- [WHAT TO DO]
a) Answer these questions using the passage on Brian Wood and comics activism:
(i) For which comics-criticism website did Wood provide a grenade design?
(ii) What image appeared in white stencil on the black "Defend Comics" t-shirt?
(iii) Which event does the writer wonder would exist without the clamor?
b) Carry on the passage about Brian Wood and comics activism, starting after its final sentence.

- [PROVIDED PASSAGE]
▼

It was unsurprising, then, that Wood went on to help define the aesthetic of comics activism. If it can be said to be an actual movement, then Wood is without a doubt its official propagandist. He provided the grenade design for one of the most-respected sites on comics criticism, artbomb.net, and t-shirts that quickly become iconic within the movement. The best (and one I still wear occasionally and get to feel punk rock) was black, with a white stencil of an AK-47, that simply said "Defend Comics."

The links between Wood, Channel Zero, and comics activism were apparent, even if unintended. When creating, Wood wasn't thinking of the survival of the medium or bringing new readers or new voices to the industry. He was thinking only of making his voice heard, of acting out in whatever way he could. (And graduating art school.) But these messages of awareness and activism, combined with its traits as a story, it's easy to see why Brian Wood and Channel Zero become so important to "the movement."

Over ten years later, we can look back on comics activism with a more-than-healthy level of cynicism. I did put "the movement" in quotes, after all. But even with that cynicism intact, it seems impossible to call the whole thing a failure. Comics survived, after all. Throughout the 2000s, the quality of work got better and better, readers become more informed, and the standard image of the comic book geek was amended to include the sort of coolness that the rest of the world seemed unconvinced of. Would Free Comic Book Day even exist if not for the clamor?

▲

- [PROVIDED INFORMATION]
▼

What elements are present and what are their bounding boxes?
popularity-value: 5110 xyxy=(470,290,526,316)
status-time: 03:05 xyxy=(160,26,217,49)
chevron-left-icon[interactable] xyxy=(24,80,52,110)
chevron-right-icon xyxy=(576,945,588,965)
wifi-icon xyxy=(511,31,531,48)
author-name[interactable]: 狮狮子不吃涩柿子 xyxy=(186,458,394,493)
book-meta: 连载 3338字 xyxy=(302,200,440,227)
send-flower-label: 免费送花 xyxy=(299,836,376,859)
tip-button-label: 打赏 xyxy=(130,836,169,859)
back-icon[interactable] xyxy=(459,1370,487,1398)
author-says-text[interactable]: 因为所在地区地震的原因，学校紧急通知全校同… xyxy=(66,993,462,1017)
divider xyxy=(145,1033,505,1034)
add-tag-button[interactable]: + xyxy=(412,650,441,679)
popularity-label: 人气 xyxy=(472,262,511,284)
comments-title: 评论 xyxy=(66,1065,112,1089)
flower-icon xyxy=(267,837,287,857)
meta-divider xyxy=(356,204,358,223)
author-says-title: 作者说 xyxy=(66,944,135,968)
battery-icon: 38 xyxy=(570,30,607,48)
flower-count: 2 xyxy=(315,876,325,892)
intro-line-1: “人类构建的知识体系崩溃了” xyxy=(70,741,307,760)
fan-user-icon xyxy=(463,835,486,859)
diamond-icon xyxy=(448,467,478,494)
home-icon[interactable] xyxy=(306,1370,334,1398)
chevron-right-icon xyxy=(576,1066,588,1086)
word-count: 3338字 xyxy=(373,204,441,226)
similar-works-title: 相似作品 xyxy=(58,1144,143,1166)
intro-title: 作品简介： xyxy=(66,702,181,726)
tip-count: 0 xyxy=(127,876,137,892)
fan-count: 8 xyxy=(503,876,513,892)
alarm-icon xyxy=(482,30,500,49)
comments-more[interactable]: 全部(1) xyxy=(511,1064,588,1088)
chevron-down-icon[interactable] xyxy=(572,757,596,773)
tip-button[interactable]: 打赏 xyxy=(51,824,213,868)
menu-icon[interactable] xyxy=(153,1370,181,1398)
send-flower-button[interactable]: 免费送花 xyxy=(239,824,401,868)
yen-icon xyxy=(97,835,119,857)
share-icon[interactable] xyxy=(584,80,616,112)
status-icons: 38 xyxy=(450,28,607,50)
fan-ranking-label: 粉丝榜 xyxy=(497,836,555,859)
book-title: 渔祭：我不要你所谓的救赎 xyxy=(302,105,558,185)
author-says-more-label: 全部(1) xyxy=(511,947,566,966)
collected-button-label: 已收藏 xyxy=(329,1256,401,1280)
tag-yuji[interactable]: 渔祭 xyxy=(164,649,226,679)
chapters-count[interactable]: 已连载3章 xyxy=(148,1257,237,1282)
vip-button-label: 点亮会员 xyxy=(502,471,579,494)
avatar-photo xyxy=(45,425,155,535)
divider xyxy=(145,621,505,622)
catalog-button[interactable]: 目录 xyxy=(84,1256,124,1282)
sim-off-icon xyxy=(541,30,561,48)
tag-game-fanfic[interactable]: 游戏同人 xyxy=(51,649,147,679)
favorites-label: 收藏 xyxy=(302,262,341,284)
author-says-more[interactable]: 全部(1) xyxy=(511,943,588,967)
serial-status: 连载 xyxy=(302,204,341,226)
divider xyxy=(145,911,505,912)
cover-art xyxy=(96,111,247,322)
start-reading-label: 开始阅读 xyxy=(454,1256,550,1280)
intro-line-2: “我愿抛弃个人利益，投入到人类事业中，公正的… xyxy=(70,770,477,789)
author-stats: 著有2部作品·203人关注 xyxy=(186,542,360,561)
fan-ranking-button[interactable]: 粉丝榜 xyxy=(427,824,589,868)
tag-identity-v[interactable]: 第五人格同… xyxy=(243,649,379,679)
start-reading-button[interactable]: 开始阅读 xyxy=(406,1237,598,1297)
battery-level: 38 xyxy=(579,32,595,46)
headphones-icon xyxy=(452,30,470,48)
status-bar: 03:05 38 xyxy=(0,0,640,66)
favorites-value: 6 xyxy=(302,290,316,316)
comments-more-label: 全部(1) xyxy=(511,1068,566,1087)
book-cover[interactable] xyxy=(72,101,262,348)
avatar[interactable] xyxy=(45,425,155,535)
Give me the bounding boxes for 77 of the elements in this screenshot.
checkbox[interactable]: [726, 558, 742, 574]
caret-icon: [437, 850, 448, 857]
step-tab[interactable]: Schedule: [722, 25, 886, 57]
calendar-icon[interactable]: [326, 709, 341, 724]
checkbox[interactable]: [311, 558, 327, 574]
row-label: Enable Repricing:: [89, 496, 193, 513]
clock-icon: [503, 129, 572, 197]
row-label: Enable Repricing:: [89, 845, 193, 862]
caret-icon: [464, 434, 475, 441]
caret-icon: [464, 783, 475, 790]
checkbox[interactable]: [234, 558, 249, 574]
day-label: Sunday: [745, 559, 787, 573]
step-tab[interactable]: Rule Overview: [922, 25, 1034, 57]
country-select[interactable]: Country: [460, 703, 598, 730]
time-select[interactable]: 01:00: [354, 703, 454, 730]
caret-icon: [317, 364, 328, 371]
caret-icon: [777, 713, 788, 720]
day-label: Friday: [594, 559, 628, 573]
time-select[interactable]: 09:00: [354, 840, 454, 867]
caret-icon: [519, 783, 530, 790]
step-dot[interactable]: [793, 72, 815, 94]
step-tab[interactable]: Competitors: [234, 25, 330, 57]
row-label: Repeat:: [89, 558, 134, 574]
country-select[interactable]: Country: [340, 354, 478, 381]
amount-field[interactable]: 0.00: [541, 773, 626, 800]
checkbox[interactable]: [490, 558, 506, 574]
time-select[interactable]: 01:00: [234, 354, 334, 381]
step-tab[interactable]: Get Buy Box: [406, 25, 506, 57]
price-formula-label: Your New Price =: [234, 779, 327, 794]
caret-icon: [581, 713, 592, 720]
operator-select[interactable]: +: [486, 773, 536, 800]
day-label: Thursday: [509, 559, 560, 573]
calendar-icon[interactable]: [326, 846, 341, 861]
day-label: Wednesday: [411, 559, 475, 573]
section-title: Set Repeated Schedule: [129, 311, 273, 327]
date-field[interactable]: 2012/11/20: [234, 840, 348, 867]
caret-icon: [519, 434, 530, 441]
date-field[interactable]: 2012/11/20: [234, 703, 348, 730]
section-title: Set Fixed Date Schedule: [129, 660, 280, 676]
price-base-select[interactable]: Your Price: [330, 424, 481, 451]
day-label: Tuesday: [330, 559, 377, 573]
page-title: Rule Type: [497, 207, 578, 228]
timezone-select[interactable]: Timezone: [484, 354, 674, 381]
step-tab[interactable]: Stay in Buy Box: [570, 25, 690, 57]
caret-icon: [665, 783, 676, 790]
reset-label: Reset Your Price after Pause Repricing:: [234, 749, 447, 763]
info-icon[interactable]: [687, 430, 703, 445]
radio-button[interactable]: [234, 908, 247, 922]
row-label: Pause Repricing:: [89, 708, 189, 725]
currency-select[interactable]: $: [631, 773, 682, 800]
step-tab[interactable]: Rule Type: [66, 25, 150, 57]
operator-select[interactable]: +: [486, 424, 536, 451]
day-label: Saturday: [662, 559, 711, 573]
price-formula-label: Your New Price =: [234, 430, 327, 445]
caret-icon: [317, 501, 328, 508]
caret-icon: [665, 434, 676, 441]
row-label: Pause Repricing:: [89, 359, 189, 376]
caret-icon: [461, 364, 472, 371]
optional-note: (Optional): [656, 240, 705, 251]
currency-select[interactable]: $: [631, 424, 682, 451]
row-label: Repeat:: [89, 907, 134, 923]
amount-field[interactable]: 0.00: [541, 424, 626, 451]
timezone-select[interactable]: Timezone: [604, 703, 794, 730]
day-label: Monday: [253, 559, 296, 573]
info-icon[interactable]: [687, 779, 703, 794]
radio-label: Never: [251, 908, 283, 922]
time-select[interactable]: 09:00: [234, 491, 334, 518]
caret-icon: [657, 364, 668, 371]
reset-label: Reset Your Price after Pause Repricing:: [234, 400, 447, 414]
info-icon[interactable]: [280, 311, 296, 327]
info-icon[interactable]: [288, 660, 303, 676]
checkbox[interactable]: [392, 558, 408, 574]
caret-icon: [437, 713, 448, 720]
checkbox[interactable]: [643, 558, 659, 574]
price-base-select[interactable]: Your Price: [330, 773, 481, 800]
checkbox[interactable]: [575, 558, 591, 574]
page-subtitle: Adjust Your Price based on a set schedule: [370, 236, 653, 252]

▲

- [THE ANSWERS]
a)
(i) artbomb.net
(ii) An AK-47
(iii) Free Comic Book Day

b)
It was a strengthening of the infrastructure, really. Maybe new readers were brought in to the fold, maybe not. Without a doubt, the existing fanbase grew stronger, smarter, and more demanding. They read better comics, redirected their money from crap Big Two ongoings to smaller, more deserving books. The smaller books got bigger, and the creators of the smaller books got opportunities to write and draw big ones. Which is exactly why comics activism petered out. Like Jennie 2.5, many activists wanted to do their part and change things - and like Jennie 2.5, they were also in it for at least a little bit of fame, hopefully a bit more money. That's realpolitik; that's pragmatism.

But Jennie 2.5 got her Jennie Underground, and we got to read better comics. I'd call that a win for all of us.